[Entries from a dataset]
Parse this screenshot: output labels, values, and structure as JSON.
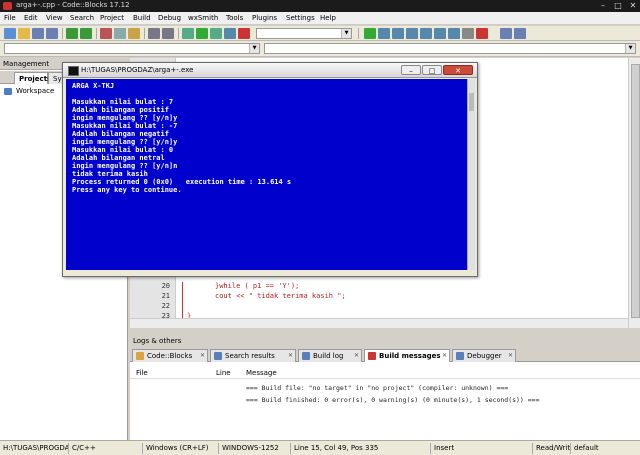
{
  "window": {
    "title": "arga+-.cpp - Code::Blocks 17.12",
    "minimize": "–",
    "maximize": "□",
    "close": "✕"
  },
  "menu": [
    "File",
    "Edit",
    "View",
    "Search",
    "Project",
    "Build",
    "Debug",
    "wxSmith",
    "Tools",
    "Plugins",
    "Settings",
    "Help"
  ],
  "management": {
    "title": "Management",
    "tabs": [
      "Projects",
      "Sy"
    ],
    "tree_root": "Workspace"
  },
  "editor": {
    "lines": [
      {
        "no": "20",
        "code": "}while ( p1 == 'Y');"
      },
      {
        "no": "21",
        "code": "cout << \" tidak terima kasih \";"
      },
      {
        "no": "22",
        "code": ""
      },
      {
        "no": "23",
        "code": "}"
      }
    ]
  },
  "console": {
    "title": "H:\\TUGAS\\PROGDAZ\\arga+-.exe",
    "minimize": "–",
    "maximize": "□",
    "close": "✕",
    "lines": [
      "ARGA X-TKJ",
      "",
      "Masukkan nilai bulat : 7",
      "Adalah bilangan positif",
      "ingin mengulang ?? [y/n]y",
      "Masukkan nilai bulat : -7",
      "Adalah bilangan negatif",
      "ingin mengulang ?? [y/n]y",
      "Masukkan nilai bulat : 0",
      "Adalah bilangan netral",
      "ingin mengulang ?? [y/n]n",
      "tidak terima kasih",
      "Process returned 0 (0x0)   execution time : 13.614 s",
      "Press any key to continue."
    ]
  },
  "logs": {
    "title": "Logs & others",
    "tabs": [
      "Code::Blocks",
      "Search results",
      "Build log",
      "Build messages",
      "Debugger"
    ],
    "active_tab": "Build messages",
    "columns": [
      "File",
      "Line",
      "Message"
    ],
    "messages": [
      "=== Build file: \"no target\" in \"no project\" (compiler: unknown) ===",
      "=== Build finished: 0 error(s), 0 warning(s) (0 minute(s), 1 second(s)) ==="
    ]
  },
  "status": [
    "H:\\TUGAS\\PROGDA",
    "C/C++",
    "Windows (CR+LF)",
    "WINDOWS-1252",
    "Line 15, Col 49, Pos 335",
    "Insert",
    "Read/Write",
    "default"
  ]
}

Instructions to follow
Scan the material above. Return every line containing the string "Masukkan".

Completed exercise
      "Masukkan nilai bulat : 7",
      "Masukkan nilai bulat : -7",
      "Masukkan nilai bulat : 0",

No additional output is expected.